KONTAN.CO.ID - JAKARTA. Saya bergabung dengan PT Indika Energy Tbk sejak tahun 2004. Saya sebelumnya menjabat sebagai Chief Financial Officer (CFO) pada 2017. Baru sekitar satu tahun yang lalu saya ditunjuk sebagai Chief Executive Officer (CEO). Sebelum saya bergabung di Indika pada 2004, saya bekerja di sebuah perusahaan multinasional. Waktu itu saya sudah berkawan dengan teman-teman di Indika. Saya merasa Indika punya semangat kekeluargaan yang kental. Ini yang tidak saya temukan ketika bekerja di perusahaan multinasional. Sehingga saya tertarik. Saat ini, Indika masih menghadapi tantangan. Terkait kinerja perusahaan, kinerja di 2018 lebih baik dari tahun sebelumnya. Tapi di kuartal satu 2019, karena fluktuasi harga batubara cukup besar, ini berdampak pada laba bersih. Laba bersih turun cukup drastis.
Sebenarnya bila melihat kinerja operasional, volume produksi relatif stabil. Tetapi harga jual mengalami penurunan. Salah satu komponen yang cukup besar mempengaruhi adalah peningkatan biaya produksi, yakni untuk pembelian solar. Usaha untuk menurunkan biaya terus dilakukan. Selain itu, kami juga mulai melakukan usaha untuk mengurangi dampak fluktuasi harga batubara pada keuangan perusahaan. Salah satu caranya melalui diversifikasi investasi. Jadi di 2017 lalu, kami meningkatkan kepemilikan di Kideco Jaya Agung. Tapi ke depannya, kami belum akan melakukan investasi lanjutan di sektor batubara. Kami coba diversifikasi ke sektor lain yang serupa.

Soal 1: Sebutkan setiap angka tahun yang muncul dalam teks tentang Indika Energy di atas.

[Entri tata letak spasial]

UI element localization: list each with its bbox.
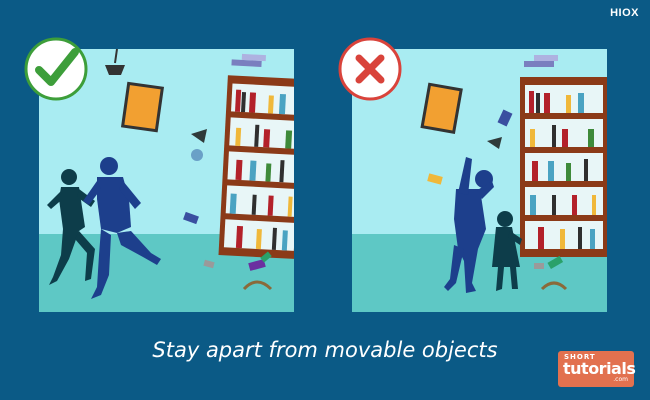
- bookshelf: [218, 53, 294, 260]
- cross-icon: [338, 37, 402, 101]
- shorttutorials-logo[interactable]: SHORT tutorials .com: [558, 351, 636, 387]
- logo-line-3: .com: [613, 376, 628, 383]
- caption: Stay apart from movable objects: [152, 338, 498, 362]
- picture-frame: [120, 81, 165, 133]
- brand-label: HIOX: [610, 7, 639, 19]
- check-icon: [24, 37, 88, 101]
- bookshelf: [520, 55, 607, 257]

Soal 2: Pilih setiap baris dalam daftar di atas yang memuat string "icon".

Pembahasan Jawaban 1: 2004, 2017, 2018, 2019

Pembahasan Jawaban 2:
- cross-icon: [338, 37, 402, 101]
- check-icon: [24, 37, 88, 101]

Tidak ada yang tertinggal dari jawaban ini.